Copy every entry exactly.

········

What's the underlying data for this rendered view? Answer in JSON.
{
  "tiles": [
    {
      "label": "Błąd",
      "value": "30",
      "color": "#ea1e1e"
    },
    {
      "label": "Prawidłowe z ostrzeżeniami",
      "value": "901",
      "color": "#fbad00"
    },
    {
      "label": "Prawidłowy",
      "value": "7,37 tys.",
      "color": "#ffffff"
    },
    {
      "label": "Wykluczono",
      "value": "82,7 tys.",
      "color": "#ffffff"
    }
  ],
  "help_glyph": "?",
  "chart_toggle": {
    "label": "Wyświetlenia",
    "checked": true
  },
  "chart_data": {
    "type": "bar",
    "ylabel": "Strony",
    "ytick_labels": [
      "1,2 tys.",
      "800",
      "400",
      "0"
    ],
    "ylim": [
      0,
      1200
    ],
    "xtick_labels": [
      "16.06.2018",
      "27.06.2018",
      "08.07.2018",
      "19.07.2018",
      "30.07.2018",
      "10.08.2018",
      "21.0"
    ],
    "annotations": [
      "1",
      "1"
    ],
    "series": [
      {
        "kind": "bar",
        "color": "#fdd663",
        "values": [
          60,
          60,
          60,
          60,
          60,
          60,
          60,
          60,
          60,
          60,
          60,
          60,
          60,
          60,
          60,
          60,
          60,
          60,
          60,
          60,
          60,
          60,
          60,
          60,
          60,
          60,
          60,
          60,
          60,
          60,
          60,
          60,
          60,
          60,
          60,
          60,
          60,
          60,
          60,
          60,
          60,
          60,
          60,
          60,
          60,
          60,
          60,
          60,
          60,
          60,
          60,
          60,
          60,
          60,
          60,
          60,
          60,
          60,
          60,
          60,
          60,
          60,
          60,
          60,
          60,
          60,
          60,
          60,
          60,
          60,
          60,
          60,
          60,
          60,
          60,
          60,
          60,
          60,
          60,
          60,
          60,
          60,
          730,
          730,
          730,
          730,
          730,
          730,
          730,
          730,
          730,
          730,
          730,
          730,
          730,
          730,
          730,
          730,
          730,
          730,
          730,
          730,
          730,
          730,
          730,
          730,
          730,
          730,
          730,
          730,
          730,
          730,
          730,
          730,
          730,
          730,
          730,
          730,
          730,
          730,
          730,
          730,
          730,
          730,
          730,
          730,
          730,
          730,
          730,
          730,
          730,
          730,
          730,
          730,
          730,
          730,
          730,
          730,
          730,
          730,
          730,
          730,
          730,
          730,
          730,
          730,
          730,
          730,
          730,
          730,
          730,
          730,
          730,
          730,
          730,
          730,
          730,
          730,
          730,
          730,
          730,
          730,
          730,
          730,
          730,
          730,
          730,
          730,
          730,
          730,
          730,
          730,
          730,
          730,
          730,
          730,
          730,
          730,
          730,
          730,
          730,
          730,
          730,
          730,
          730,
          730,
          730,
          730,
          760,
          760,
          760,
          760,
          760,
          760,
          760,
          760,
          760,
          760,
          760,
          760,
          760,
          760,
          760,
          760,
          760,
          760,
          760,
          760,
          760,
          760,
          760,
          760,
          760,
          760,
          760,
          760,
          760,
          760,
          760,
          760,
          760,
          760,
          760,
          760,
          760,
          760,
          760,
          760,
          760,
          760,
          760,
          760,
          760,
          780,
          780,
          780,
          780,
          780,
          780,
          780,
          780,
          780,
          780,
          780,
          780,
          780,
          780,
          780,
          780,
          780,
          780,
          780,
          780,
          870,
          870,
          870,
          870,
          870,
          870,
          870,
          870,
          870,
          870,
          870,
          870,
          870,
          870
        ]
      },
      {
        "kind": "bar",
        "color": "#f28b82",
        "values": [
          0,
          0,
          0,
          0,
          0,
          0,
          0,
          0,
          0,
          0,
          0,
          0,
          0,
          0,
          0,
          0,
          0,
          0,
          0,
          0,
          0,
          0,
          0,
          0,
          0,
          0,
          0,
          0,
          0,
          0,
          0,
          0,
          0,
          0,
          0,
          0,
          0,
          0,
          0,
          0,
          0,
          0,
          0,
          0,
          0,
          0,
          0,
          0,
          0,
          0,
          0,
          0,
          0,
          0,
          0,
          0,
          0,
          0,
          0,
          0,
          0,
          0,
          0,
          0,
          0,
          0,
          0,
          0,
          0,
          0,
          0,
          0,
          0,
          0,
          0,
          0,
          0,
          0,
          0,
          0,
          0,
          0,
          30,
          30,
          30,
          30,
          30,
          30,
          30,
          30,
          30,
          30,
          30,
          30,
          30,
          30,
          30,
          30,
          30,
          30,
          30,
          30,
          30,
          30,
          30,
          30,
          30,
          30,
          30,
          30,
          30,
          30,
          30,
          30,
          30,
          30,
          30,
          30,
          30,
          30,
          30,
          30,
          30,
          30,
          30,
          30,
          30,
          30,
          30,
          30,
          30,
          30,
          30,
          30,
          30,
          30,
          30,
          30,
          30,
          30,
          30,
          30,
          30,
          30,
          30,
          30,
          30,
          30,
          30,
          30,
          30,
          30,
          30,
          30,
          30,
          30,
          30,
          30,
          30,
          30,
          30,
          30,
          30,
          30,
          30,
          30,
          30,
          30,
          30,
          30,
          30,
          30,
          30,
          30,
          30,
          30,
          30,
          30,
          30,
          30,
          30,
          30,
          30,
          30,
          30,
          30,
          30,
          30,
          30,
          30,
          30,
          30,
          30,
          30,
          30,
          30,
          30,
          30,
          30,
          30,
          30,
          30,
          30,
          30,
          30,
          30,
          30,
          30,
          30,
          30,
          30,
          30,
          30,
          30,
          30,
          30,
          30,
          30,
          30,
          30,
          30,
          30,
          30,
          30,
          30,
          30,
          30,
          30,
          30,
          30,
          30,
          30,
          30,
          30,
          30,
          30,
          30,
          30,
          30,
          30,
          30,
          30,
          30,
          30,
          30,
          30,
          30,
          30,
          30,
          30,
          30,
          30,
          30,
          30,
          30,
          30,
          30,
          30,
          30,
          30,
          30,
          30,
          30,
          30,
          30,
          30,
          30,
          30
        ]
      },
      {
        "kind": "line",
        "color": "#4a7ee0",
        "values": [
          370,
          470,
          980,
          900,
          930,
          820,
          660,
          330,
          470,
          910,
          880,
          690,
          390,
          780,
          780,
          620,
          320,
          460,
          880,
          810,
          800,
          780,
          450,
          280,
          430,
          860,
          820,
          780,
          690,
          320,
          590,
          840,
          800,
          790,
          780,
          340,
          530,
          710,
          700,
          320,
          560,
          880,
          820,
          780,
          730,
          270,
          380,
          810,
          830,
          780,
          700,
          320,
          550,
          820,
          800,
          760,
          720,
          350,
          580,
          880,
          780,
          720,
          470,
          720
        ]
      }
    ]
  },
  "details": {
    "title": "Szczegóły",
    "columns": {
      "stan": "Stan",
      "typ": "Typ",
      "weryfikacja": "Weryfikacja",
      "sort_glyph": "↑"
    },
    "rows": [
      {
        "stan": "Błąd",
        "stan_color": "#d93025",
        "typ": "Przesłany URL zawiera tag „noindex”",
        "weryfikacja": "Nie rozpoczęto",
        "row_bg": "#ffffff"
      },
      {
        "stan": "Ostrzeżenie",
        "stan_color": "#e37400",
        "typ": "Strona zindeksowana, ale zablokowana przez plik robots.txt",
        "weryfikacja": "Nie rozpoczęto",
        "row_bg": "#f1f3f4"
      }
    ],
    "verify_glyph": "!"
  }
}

········

- **Output**:
What's the underlying data for this rendered view? Answer in JSON.
{
  "tiles": [
    {
      "label": "Błąd",
      "value": "30",
      "color": "#ea1e1e"
    },
    {
      "label": "Prawidłowe z ostrzeżeniami",
      "value": "901",
      "color": "#fbad00"
    },
    {
      "label": "Prawidłowy",
      "value": "7,37 tys.",
      "color": "#ffffff"
    },
    {
      "label": "Wykluczono",
      "value": "82,7 tys.",
      "color": "#ffffff"
    }
  ],
  "help_glyph": "?",
  "chart_toggle": {
    "label": "Wyświetlenia",
    "checked": true
  },
  "chart_data": {
    "type": "bar",
    "ylabel": "Strony",
    "ytick_labels": [
      "1,2 tys.",
      "800",
      "400",
      "0"
    ],
    "ylim": [
      0,
      1200
    ],
    "xtick_labels": [
      "16.06.2018",
      "27.06.2018",
      "08.07.2018",
      "19.07.2018",
      "30.07.2018",
      "10.08.2018",
      "21.0"
    ],
    "annotations": [
      "1",
      "1"
    ],
    "series": [
      {
        "kind": "bar",
        "color": "#fdd663",
        "values": [
          60,
          60,
          60,
          60,
          60,
          60,
          60,
          60,
          60,
          60,
          60,
          60,
          60,
          60,
          60,
          60,
          60,
          60,
          60,
          60,
          60,
          60,
          60,
          60,
          60,
          60,
          60,
          60,
          60,
          60,
          60,
          60,
          60,
          60,
          60,
          60,
          60,
          60,
          60,
          60,
          60,
          60,
          60,
          60,
          60,
          60,
          60,
          60,
          60,
          60,
          60,
          60,
          60,
          60,
          60,
          60,
          60,
          60,
          60,
          60,
          60,
          60,
          60,
          60,
          60,
          60,
          60,
          60,
          60,
          60,
          60,
          60,
          60,
          60,
          60,
          60,
          60,
          60,
          60,
          60,
          60,
          60,
          730,
          730,
          730,
          730,
          730,
          730,
          730,
          730,
          730,
          730,
          730,
          730,
          730,
          730,
          730,
          730,
          730,
          730,
          730,
          730,
          730,
          730,
          730,
          730,
          730,
          730,
          730,
          730,
          730,
          730,
          730,
          730,
          730,
          730,
          730,
          730,
          730,
          730,
          730,
          730,
          730,
          730,
          730,
          730,
          730,
          730,
          730,
          730,
          730,
          730,
          730,
          730,
          730,
          730,
          730,
          730,
          730,
          730,
          730,
          730,
          730,
          730,
          730,
          730,
          730,
          730,
          730,
          730,
          730,
          730,
          730,
          730,
          730,
          730,
          730,
          730,
          730,
          730,
          730,
          730,
          730,
          730,
          730,
          730,
          730,
          730,
          730,
          730,
          730,
          730,
          730,
          730,
          730,
          730,
          730,
          730,
          730,
          730,
          730,
          730,
          730,
          730,
          730,
          730,
          730,
          730,
          760,
          760,
          760,
          760,
          760,
          760,
          760,
          760,
          760,
          760,
          760,
          760,
          760,
          760,
          760,
          760,
          760,
          760,
          760,
          760,
          760,
          760,
          760,
          760,
          760,
          760,
          760,
          760,
          760,
          760,
          760,
          760,
          760,
          760,
          760,
          760,
          760,
          760,
          760,
          760,
          760,
          760,
          760,
          760,
          760,
          780,
          780,
          780,
          780,
          780,
          780,
          780,
          780,
          780,
          780,
          780,
          780,
          780,
          780,
          780,
          780,
          780,
          780,
          780,
          780,
          870,
          870,
          870,
          870,
          870,
          870,
          870,
          870,
          870,
          870,
          870,
          870,
          870,
          870
        ]
      },
      {
        "kind": "bar",
        "color": "#f28b82",
        "values": [
          0,
          0,
          0,
          0,
          0,
          0,
          0,
          0,
          0,
          0,
          0,
          0,
          0,
          0,
          0,
          0,
          0,
          0,
          0,
          0,
          0,
          0,
          0,
          0,
          0,
          0,
          0,
          0,
          0,
          0,
          0,
          0,
          0,
          0,
          0,
          0,
          0,
          0,
          0,
          0,
          0,
          0,
          0,
          0,
          0,
          0,
          0,
          0,
          0,
          0,
          0,
          0,
          0,
          0,
          0,
          0,
          0,
          0,
          0,
          0,
          0,
          0,
          0,
          0,
          0,
          0,
          0,
          0,
          0,
          0,
          0,
          0,
          0,
          0,
          0,
          0,
          0,
          0,
          0,
          0,
          0,
          0,
          30,
          30,
          30,
          30,
          30,
          30,
          30,
          30,
          30,
          30,
          30,
          30,
          30,
          30,
          30,
          30,
          30,
          30,
          30,
          30,
          30,
          30,
          30,
          30,
          30,
          30,
          30,
          30,
          30,
          30,
          30,
          30,
          30,
          30,
          30,
          30,
          30,
          30,
          30,
          30,
          30,
          30,
          30,
          30,
          30,
          30,
          30,
          30,
          30,
          30,
          30,
          30,
          30,
          30,
          30,
          30,
          30,
          30,
          30,
          30,
          30,
          30,
          30,
          30,
          30,
          30,
          30,
          30,
          30,
          30,
          30,
          30,
          30,
          30,
          30,
          30,
          30,
          30,
          30,
          30,
          30,
          30,
          30,
          30,
          30,
          30,
          30,
          30,
          30,
          30,
          30,
          30,
          30,
          30,
          30,
          30,
          30,
          30,
          30,
          30,
          30,
          30,
          30,
          30,
          30,
          30,
          30,
          30,
          30,
          30,
          30,
          30,
          30,
          30,
          30,
          30,
          30,
          30,
          30,
          30,
          30,
          30,
          30,
          30,
          30,
          30,
          30,
          30,
          30,
          30,
          30,
          30,
          30,
          30,
          30,
          30,
          30,
          30,
          30,
          30,
          30,
          30,
          30,
          30,
          30,
          30,
          30,
          30,
          30,
          30,
          30,
          30,
          30,
          30,
          30,
          30,
          30,
          30,
          30,
          30,
          30,
          30,
          30,
          30,
          30,
          30,
          30,
          30,
          30,
          30,
          30,
          30,
          30,
          30,
          30,
          30,
          30,
          30,
          30,
          30,
          30,
          30,
          30,
          30,
          30,
          30
        ]
      },
      {
        "kind": "line",
        "color": "#4a7ee0",
        "values": [
          370,
          470,
          980,
          900,
          930,
          820,
          660,
          330,
          470,
          910,
          880,
          690,
          390,
          780,
          780,
          620,
          320,
          460,
          880,
          810,
          800,
          780,
          450,
          280,
          430,
          860,
          820,
          780,
          690,
          320,
          590,
          840,
          800,
          790,
          780,
          340,
          530,
          710,
          700,
          320,
          560,
          880,
          820,
          780,
          730,
          270,
          380,
          810,
          830,
          780,
          700,
          320,
          550,
          820,
          800,
          760,
          720,
          350,
          580,
          880,
          780,
          720,
          470,
          720
        ]
      }
    ]
  },
  "details": {
    "title": "Szczegóły",
    "columns": {
      "stan": "Stan",
      "typ": "Typ",
      "weryfikacja": "Weryfikacja",
      "sort_glyph": "↑"
    },
    "rows": [
      {
        "stan": "Błąd",
        "stan_color": "#d93025",
        "typ": "Przesłany URL zawiera tag „noindex”",
        "weryfikacja": "Nie rozpoczęto",
        "row_bg": "#ffffff"
      },
      {
        "stan": "Ostrzeżenie",
        "stan_color": "#e37400",
        "typ": "Strona zindeksowana, ale zablokowana przez plik robots.txt",
        "weryfikacja": "Nie rozpoczęto",
        "row_bg": "#f1f3f4"
      }
    ],
    "verify_glyph": "!"
  }
}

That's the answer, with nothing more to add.